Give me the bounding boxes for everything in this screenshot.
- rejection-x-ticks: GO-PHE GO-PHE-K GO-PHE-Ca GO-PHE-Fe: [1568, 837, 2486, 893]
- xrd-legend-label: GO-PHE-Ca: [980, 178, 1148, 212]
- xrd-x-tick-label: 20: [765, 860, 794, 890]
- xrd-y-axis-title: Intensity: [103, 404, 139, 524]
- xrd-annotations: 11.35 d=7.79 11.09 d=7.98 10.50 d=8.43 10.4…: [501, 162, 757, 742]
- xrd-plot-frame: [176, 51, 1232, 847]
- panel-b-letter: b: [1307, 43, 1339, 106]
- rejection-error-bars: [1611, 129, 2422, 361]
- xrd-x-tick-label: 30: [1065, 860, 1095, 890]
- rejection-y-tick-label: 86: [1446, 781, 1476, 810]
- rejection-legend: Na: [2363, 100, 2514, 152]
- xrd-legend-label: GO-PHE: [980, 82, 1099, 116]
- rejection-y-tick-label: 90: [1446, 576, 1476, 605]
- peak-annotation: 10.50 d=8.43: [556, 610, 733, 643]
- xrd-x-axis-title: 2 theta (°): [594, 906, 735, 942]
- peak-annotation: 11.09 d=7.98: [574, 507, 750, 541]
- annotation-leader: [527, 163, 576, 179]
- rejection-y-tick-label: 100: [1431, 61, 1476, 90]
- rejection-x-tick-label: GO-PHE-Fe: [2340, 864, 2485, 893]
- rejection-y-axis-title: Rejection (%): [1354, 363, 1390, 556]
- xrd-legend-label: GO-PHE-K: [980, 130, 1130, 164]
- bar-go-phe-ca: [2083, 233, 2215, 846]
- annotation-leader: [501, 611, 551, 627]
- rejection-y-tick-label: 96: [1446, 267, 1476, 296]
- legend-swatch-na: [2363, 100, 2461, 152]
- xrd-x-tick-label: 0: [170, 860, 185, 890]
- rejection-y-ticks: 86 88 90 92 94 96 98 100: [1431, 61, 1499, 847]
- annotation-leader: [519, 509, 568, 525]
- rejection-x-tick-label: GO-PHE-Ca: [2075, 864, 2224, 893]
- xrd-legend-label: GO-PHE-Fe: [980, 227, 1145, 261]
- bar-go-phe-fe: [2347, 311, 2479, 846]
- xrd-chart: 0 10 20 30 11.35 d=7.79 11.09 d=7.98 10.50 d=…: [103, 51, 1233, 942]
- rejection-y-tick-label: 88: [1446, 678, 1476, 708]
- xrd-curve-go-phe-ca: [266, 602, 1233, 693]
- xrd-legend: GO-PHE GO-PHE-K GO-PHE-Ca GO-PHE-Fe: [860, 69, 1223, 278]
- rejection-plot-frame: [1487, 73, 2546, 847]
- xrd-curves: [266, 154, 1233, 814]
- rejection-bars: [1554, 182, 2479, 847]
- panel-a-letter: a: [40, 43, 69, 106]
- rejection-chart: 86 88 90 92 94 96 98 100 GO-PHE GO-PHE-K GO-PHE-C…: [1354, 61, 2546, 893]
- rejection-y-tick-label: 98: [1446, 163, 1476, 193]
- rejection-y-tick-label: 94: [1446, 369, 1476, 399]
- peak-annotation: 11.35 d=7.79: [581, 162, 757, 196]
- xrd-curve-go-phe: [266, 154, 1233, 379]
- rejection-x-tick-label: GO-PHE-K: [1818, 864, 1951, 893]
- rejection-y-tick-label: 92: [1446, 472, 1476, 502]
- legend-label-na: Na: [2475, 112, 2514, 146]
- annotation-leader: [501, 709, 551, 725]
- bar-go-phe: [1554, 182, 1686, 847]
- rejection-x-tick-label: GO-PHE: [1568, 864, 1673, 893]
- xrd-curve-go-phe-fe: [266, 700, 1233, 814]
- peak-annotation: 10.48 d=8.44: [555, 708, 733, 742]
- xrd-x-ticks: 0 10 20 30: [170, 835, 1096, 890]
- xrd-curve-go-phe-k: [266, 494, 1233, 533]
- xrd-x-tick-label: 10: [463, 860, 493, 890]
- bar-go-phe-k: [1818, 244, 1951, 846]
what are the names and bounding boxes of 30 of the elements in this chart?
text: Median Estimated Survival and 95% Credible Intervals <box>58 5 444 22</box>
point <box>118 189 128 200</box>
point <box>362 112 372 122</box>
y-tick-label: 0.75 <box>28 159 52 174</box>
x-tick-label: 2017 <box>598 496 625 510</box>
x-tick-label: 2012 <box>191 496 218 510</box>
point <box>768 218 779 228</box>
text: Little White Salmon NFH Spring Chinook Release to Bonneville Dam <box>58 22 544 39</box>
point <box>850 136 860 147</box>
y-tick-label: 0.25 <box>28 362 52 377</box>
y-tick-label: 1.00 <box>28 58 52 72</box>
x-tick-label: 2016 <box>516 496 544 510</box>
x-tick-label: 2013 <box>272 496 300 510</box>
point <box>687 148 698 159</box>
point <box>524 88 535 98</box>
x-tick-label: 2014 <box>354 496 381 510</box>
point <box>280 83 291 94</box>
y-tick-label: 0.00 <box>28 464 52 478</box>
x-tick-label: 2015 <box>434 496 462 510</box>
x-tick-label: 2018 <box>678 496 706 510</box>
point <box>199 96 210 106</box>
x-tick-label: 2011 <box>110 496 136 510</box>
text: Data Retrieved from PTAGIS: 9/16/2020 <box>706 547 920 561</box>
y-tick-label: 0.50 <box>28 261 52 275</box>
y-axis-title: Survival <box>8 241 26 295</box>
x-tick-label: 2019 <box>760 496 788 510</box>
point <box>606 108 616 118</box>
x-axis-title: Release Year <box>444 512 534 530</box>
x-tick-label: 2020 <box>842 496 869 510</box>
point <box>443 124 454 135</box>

----------------------------------------

* YOUR INSTRUCTIONS *
Arrange the records from their first line up to and including the line with "- xrd-y-axis-title: Intensity: [103, 404, 139, 524]" as a numbered list, leaving out any blank lines.

* TASK OUTPUT *
1. Give me the bounding boxes for everything in this screenshot.
2. - rejection-x-ticks: GO-PHE GO-PHE-K GO-PHE-Ca GO-PHE-Fe: [1568, 837, 2486, 893]
3. - xrd-legend-label: GO-PHE-Ca: [980, 178, 1148, 212]
4. - xrd-x-tick-label: 20: [765, 860, 794, 890]
5. - xrd-y-axis-title: Intensity: [103, 404, 139, 524]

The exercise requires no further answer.